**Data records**
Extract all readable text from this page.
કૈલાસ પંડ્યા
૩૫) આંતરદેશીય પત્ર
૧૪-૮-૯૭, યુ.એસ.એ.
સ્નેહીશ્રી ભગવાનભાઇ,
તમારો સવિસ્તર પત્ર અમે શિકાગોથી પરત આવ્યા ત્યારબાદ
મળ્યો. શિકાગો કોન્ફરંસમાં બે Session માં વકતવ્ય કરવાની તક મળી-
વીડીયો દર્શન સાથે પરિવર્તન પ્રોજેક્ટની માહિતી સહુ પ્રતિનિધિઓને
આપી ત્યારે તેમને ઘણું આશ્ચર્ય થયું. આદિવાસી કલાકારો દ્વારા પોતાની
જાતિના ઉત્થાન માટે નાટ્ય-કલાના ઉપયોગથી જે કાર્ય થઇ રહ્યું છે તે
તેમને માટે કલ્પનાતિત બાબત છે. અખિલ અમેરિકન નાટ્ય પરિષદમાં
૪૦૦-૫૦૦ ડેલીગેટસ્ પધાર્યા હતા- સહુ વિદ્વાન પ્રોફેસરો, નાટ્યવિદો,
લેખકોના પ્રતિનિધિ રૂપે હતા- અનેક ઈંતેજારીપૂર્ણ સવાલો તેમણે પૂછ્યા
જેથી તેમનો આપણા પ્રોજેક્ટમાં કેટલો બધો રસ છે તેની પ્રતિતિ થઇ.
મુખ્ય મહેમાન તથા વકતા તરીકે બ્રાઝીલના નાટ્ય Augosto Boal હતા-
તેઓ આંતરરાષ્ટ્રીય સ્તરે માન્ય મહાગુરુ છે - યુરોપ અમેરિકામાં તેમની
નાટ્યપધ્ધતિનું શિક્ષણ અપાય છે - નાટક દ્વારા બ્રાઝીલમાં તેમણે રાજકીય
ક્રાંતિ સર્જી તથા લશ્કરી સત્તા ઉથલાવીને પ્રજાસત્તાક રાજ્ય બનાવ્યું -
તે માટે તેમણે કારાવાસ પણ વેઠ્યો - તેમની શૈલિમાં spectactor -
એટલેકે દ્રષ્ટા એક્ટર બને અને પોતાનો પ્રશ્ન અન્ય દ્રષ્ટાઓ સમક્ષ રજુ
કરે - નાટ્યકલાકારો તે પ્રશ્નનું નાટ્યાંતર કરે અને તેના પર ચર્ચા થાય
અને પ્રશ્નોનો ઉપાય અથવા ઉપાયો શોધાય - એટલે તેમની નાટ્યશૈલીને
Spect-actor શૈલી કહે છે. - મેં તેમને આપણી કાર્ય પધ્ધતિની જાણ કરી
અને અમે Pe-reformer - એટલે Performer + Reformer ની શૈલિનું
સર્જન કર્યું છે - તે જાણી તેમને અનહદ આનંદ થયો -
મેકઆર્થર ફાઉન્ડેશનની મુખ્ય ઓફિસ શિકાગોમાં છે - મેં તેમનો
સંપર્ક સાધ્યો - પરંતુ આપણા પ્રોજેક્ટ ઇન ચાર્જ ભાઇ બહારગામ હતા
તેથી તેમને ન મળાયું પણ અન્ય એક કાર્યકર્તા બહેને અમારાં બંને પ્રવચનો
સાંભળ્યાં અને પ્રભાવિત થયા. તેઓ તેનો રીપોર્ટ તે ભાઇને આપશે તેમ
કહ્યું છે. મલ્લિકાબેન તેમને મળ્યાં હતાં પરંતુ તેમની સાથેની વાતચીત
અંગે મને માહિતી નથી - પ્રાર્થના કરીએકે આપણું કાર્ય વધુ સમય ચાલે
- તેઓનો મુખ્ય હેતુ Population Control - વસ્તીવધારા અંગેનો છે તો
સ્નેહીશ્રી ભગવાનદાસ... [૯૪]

**DIRECTIONS**
Restate all of the entries above precisely.

**CORRECT RESPONSE**
Extract all readable text from this page.
કૈલાસ પંડ્યા
૩૫) આંતરદેશીય પત્ર
૧૪-૮-૯૭, યુ.એસ.એ.
સ્નેહીશ્રી ભગવાનભાઇ,
તમારો સવિસ્તર પત્ર અમે શિકાગોથી પરત આવ્યા ત્યારબાદ
મળ્યો. શિકાગો કોન્ફરંસમાં બે Session માં વકતવ્ય કરવાની તક મળી-
વીડીયો દર્શન સાથે પરિવર્તન પ્રોજેક્ટની માહિતી સહુ પ્રતિનિધિઓને
આપી ત્યારે તેમને ઘણું આશ્ચર્ય થયું. આદિવાસી કલાકારો દ્વારા પોતાની
જાતિના ઉત્થાન માટે નાટ્ય-કલાના ઉપયોગથી જે કાર્ય થઇ રહ્યું છે તે
તેમને માટે કલ્પનાતિત બાબત છે. અખિલ અમેરિકન નાટ્ય પરિષદમાં
૪૦૦-૫૦૦ ડેલીગેટસ્ પધાર્યા હતા- સહુ વિદ્વાન પ્રોફેસરો, નાટ્યવિદો,
લેખકોના પ્રતિનિધિ રૂપે હતા- અનેક ઈંતેજારીપૂર્ણ સવાલો તેમણે પૂછ્યા
જેથી તેમનો આપણા પ્રોજેક્ટમાં કેટલો બધો રસ છે તેની પ્રતિતિ થઇ.
મુખ્ય મહેમાન તથા વકતા તરીકે બ્રાઝીલના નાટ્ય Augosto Boal હતા-
તેઓ આંતરરાષ્ટ્રીય સ્તરે માન્ય મહાગુરુ છે - યુરોપ અમેરિકામાં તેમની
નાટ્યપધ્ધતિનું શિક્ષણ અપાય છે - નાટક દ્વારા બ્રાઝીલમાં તેમણે રાજકીય
ક્રાંતિ સર્જી તથા લશ્કરી સત્તા ઉથલાવીને પ્રજાસત્તાક રાજ્ય બનાવ્યું -
તે માટે તેમણે કારાવાસ પણ વેઠ્યો - તેમની શૈલિમાં spectactor -
એટલેકે દ્રષ્ટા એક્ટર બને અને પોતાનો પ્રશ્ન અન્ય દ્રષ્ટાઓ સમક્ષ રજુ
કરે - નાટ્યકલાકારો તે પ્રશ્નનું નાટ્યાંતર કરે અને તેના પર ચર્ચા થાય
અને પ્રશ્નોનો ઉપાય અથવા ઉપાયો શોધાય - એટલે તેમની નાટ્યશૈલીને
Spect-actor શૈલી કહે છે. - મેં તેમને આપણી કાર્ય પધ્ધતિની જાણ કરી
અને અમે Pe-reformer - એટલે Performer + Reformer ની શૈલિનું
સર્જન કર્યું છે - તે જાણી તેમને અનહદ આનંદ થયો -
મેકઆર્થર ફાઉન્ડેશનની મુખ્ય ઓફિસ શિકાગોમાં છે - મેં તેમનો
સંપર્ક સાધ્યો - પરંતુ આપણા પ્રોજેક્ટ ઇન ચાર્જ ભાઇ બહારગામ હતા
તેથી તેમને ન મળાયું પણ અન્ય એક કાર્યકર્તા બહેને અમારાં બંને પ્રવચનો
સાંભળ્યાં અને પ્રભાવિત થયા. તેઓ તેનો રીપોર્ટ તે ભાઇને આપશે તેમ
કહ્યું છે. મલ્લિકાબેન તેમને મળ્યાં હતાં પરંતુ તેમની સાથેની વાતચીત
અંગે મને માહિતી નથી - પ્રાર્થના કરીએકે આપણું કાર્ય વધુ સમય ચાલે
- તેઓનો મુખ્ય હેતુ Population Control - વસ્તીવધારા અંગેનો છે તો
સ્નેહીશ્રી ભગવાનદાસ... [૯૪]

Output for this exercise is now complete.